Direction:
Return the listing below word for word.

Supplied entries:
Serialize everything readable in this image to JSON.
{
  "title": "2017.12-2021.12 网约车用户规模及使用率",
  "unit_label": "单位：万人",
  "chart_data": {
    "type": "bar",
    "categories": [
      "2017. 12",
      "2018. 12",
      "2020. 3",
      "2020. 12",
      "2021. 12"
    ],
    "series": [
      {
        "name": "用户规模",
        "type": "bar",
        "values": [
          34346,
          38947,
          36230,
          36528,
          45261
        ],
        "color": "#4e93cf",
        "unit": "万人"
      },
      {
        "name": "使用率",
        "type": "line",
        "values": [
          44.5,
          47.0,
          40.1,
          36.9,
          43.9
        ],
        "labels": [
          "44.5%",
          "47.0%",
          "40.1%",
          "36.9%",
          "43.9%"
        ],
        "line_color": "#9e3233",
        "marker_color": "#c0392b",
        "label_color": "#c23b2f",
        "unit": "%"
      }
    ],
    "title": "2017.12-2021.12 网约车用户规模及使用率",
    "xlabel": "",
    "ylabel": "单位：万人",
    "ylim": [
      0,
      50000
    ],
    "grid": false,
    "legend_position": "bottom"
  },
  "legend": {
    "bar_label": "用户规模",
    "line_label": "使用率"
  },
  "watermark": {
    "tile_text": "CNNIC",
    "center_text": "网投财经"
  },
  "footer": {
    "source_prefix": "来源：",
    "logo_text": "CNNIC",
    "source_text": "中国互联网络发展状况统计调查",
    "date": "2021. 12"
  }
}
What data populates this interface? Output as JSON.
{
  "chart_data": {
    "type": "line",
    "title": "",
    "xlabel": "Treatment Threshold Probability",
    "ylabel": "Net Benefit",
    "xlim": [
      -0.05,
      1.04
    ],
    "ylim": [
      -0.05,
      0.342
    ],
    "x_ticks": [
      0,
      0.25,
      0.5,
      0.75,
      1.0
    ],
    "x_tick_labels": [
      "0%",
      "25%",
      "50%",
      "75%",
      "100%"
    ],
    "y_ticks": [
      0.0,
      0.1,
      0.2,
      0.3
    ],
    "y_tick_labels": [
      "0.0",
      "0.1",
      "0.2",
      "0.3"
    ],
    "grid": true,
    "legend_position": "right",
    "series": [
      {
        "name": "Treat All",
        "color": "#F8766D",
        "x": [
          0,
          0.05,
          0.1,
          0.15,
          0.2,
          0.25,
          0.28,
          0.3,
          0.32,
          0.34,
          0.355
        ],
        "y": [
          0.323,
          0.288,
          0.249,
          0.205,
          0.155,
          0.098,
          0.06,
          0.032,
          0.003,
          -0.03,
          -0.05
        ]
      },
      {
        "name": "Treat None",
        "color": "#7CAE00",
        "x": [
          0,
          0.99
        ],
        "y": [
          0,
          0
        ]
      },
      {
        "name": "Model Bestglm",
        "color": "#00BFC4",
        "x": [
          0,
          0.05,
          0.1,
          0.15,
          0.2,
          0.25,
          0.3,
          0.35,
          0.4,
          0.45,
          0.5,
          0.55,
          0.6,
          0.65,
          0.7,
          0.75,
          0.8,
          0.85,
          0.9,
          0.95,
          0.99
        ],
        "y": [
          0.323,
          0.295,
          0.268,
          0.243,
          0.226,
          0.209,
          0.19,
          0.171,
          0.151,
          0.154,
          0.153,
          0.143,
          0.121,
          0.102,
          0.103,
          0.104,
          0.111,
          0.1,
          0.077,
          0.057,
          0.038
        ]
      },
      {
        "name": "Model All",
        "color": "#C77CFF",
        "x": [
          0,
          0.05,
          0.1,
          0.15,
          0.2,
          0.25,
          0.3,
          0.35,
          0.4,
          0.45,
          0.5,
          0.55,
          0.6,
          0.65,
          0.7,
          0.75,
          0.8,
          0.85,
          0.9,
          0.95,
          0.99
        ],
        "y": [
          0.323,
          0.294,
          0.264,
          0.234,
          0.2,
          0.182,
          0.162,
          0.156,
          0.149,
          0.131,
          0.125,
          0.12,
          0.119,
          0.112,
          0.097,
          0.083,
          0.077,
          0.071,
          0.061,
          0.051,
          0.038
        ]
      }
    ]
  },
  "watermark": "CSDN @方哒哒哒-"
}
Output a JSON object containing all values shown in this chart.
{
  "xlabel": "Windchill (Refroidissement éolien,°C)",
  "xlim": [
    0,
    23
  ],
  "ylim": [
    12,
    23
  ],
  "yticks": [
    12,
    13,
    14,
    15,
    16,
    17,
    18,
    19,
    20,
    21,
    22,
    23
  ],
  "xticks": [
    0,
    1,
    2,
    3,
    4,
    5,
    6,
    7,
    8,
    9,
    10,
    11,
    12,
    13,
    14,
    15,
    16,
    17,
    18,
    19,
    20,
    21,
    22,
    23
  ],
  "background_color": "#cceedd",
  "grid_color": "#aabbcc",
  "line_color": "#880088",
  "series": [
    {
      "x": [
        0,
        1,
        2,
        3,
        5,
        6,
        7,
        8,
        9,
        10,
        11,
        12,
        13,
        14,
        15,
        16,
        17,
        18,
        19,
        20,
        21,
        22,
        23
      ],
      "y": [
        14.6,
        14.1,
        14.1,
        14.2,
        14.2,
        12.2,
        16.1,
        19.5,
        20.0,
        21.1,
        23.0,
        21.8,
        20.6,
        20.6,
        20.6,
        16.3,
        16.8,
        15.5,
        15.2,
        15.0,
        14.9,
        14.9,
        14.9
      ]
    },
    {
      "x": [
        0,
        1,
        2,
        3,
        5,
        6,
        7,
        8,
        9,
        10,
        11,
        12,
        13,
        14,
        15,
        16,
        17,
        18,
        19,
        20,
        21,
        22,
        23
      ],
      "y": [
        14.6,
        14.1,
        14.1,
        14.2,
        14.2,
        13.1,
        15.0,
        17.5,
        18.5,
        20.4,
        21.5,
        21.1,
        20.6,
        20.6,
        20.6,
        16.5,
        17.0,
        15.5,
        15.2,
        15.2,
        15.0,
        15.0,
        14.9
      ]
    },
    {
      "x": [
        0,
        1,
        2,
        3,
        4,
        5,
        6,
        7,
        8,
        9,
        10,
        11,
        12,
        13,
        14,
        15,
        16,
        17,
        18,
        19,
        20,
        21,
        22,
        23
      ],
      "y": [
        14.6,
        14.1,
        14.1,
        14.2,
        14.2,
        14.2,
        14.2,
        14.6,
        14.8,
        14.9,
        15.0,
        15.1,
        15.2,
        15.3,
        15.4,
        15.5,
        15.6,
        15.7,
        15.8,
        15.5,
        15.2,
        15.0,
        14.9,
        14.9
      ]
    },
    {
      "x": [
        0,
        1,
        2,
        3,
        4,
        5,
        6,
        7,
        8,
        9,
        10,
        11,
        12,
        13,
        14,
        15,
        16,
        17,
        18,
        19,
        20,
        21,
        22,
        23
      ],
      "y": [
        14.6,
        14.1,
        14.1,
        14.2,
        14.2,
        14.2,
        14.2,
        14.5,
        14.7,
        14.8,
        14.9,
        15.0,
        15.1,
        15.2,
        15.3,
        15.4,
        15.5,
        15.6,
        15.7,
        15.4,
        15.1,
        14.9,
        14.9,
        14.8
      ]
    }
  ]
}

Task answer:
Serialize everything readable in this image to JSON.
{
  "title": "2017.12-2021.12 网约车用户规模及使用率",
  "unit_label": "单位：万人",
  "chart_data": {
    "type": "bar",
    "categories": [
      "2017. 12",
      "2018. 12",
      "2020. 3",
      "2020. 12",
      "2021. 12"
    ],
    "series": [
      {
        "name": "用户规模",
        "type": "bar",
        "values": [
          34346,
          38947,
          36230,
          36528,
          45261
        ],
        "color": "#4e93cf",
        "unit": "万人"
      },
      {
        "name": "使用率",
        "type": "line",
        "values": [
          44.5,
          47.0,
          40.1,
          36.9,
          43.9
        ],
        "labels": [
          "44.5%",
          "47.0%",
          "40.1%",
          "36.9%",
          "43.9%"
        ],
        "line_color": "#9e3233",
        "marker_color": "#c0392b",
        "label_color": "#c23b2f",
        "unit": "%"
      }
    ],
    "title": "2017.12-2021.12 网约车用户规模及使用率",
    "xlabel": "",
    "ylabel": "单位：万人",
    "ylim": [
      0,
      50000
    ],
    "grid": false,
    "legend_position": "bottom"
  },
  "legend": {
    "bar_label": "用户规模",
    "line_label": "使用率"
  },
  "watermark": {
    "tile_text": "CNNIC",
    "center_text": "网投财经"
  },
  "footer": {
    "source_prefix": "来源：",
    "logo_text": "CNNIC",
    "source_text": "中国互联网络发展状况统计调查",
    "date": "2021. 12"
  }
}
What data populates this interface? Output as JSON.
{
  "chart_data": {
    "type": "line",
    "title": "",
    "xlabel": "Treatment Threshold Probability",
    "ylabel": "Net Benefit",
    "xlim": [
      -0.05,
      1.04
    ],
    "ylim": [
      -0.05,
      0.342
    ],
    "x_ticks": [
      0,
      0.25,
      0.5,
      0.75,
      1.0
    ],
    "x_tick_labels": [
      "0%",
      "25%",
      "50%",
      "75%",
      "100%"
    ],
    "y_ticks": [
      0.0,
      0.1,
      0.2,
      0.3
    ],
    "y_tick_labels": [
      "0.0",
      "0.1",
      "0.2",
      "0.3"
    ],
    "grid": true,
    "legend_position": "right",
    "series": [
      {
        "name": "Treat All",
        "color": "#F8766D",
        "x": [
          0,
          0.05,
          0.1,
          0.15,
          0.2,
          0.25,
          0.28,
          0.3,
          0.32,
          0.34,
          0.355
        ],
        "y": [
          0.323,
          0.288,
          0.249,
          0.205,
          0.155,
          0.098,
          0.06,
          0.032,
          0.003,
          -0.03,
          -0.05
        ]
      },
      {
        "name": "Treat None",
        "color": "#7CAE00",
        "x": [
          0,
          0.99
        ],
        "y": [
          0,
          0
        ]
      },
      {
        "name": "Model Bestglm",
        "color": "#00BFC4",
        "x": [
          0,
          0.05,
          0.1,
          0.15,
          0.2,
          0.25,
          0.3,
          0.35,
          0.4,
          0.45,
          0.5,
          0.55,
          0.6,
          0.65,
          0.7,
          0.75,
          0.8,
          0.85,
          0.9,
          0.95,
          0.99
        ],
        "y": [
          0.323,
          0.295,
          0.268,
          0.243,
          0.226,
          0.209,
          0.19,
          0.171,
          0.151,
          0.154,
          0.153,
          0.143,
          0.121,
          0.102,
          0.103,
          0.104,
          0.111,
          0.1,
          0.077,
          0.057,
          0.038
        ]
      },
      {
        "name": "Model All",
        "color": "#C77CFF",
        "x": [
          0,
          0.05,
          0.1,
          0.15,
          0.2,
          0.25,
          0.3,
          0.35,
          0.4,
          0.45,
          0.5,
          0.55,
          0.6,
          0.65,
          0.7,
          0.75,
          0.8,
          0.85,
          0.9,
          0.95,
          0.99
        ],
        "y": [
          0.323,
          0.294,
          0.264,
          0.234,
          0.2,
          0.182,
          0.162,
          0.156,
          0.149,
          0.131,
          0.125,
          0.12,
          0.119,
          0.112,
          0.097,
          0.083,
          0.077,
          0.071,
          0.061,
          0.051,
          0.038
        ]
      }
    ]
  },
  "watermark": "CSDN @方哒哒哒-"
}
Output a JSON object containing all values shown in this chart.
{
  "xlabel": "Windchill (Refroidissement éolien,°C)",
  "xlim": [
    0,
    23
  ],
  "ylim": [
    12,
    23
  ],
  "yticks": [
    12,
    13,
    14,
    15,
    16,
    17,
    18,
    19,
    20,
    21,
    22,
    23
  ],
  "xticks": [
    0,
    1,
    2,
    3,
    4,
    5,
    6,
    7,
    8,
    9,
    10,
    11,
    12,
    13,
    14,
    15,
    16,
    17,
    18,
    19,
    20,
    21,
    22,
    23
  ],
  "background_color": "#cceedd",
  "grid_color": "#aabbcc",
  "line_color": "#880088",
  "series": [
    {
      "x": [
        0,
        1,
        2,
        3,
        5,
        6,
        7,
        8,
        9,
        10,
        11,
        12,
        13,
        14,
        15,
        16,
        17,
        18,
        19,
        20,
        21,
        22,
        23
      ],
      "y": [
        14.6,
        14.1,
        14.1,
        14.2,
        14.2,
        12.2,
        16.1,
        19.5,
        20.0,
        21.1,
        23.0,
        21.8,
        20.6,
        20.6,
        20.6,
        16.3,
        16.8,
        15.5,
        15.2,
        15.0,
        14.9,
        14.9,
        14.9
      ]
    },
    {
      "x": [
        0,
        1,
        2,
        3,
        5,
        6,
        7,
        8,
        9,
        10,
        11,
        12,
        13,
        14,
        15,
        16,
        17,
        18,
        19,
        20,
        21,
        22,
        23
      ],
      "y": [
        14.6,
        14.1,
        14.1,
        14.2,
        14.2,
        13.1,
        15.0,
        17.5,
        18.5,
        20.4,
        21.5,
        21.1,
        20.6,
        20.6,
        20.6,
        16.5,
        17.0,
        15.5,
        15.2,
        15.2,
        15.0,
        15.0,
        14.9
      ]
    },
    {
      "x": [
        0,
        1,
        2,
        3,
        4,
        5,
        6,
        7,
        8,
        9,
        10,
        11,
        12,
        13,
        14,
        15,
        16,
        17,
        18,
        19,
        20,
        21,
        22,
        23
      ],
      "y": [
        14.6,
        14.1,
        14.1,
        14.2,
        14.2,
        14.2,
        14.2,
        14.6,
        14.8,
        14.9,
        15.0,
        15.1,
        15.2,
        15.3,
        15.4,
        15.5,
        15.6,
        15.7,
        15.8,
        15.5,
        15.2,
        15.0,
        14.9,
        14.9
      ]
    },
    {
      "x": [
        0,
        1,
        2,
        3,
        4,
        5,
        6,
        7,
        8,
        9,
        10,
        11,
        12,
        13,
        14,
        15,
        16,
        17,
        18,
        19,
        20,
        21,
        22,
        23
      ],
      "y": [
        14.6,
        14.1,
        14.1,
        14.2,
        14.2,
        14.2,
        14.2,
        14.5,
        14.7,
        14.8,
        14.9,
        15.0,
        15.1,
        15.2,
        15.3,
        15.4,
        15.5,
        15.6,
        15.7,
        15.4,
        15.1,
        14.9,
        14.9,
        14.8
      ]
    }
  ]
}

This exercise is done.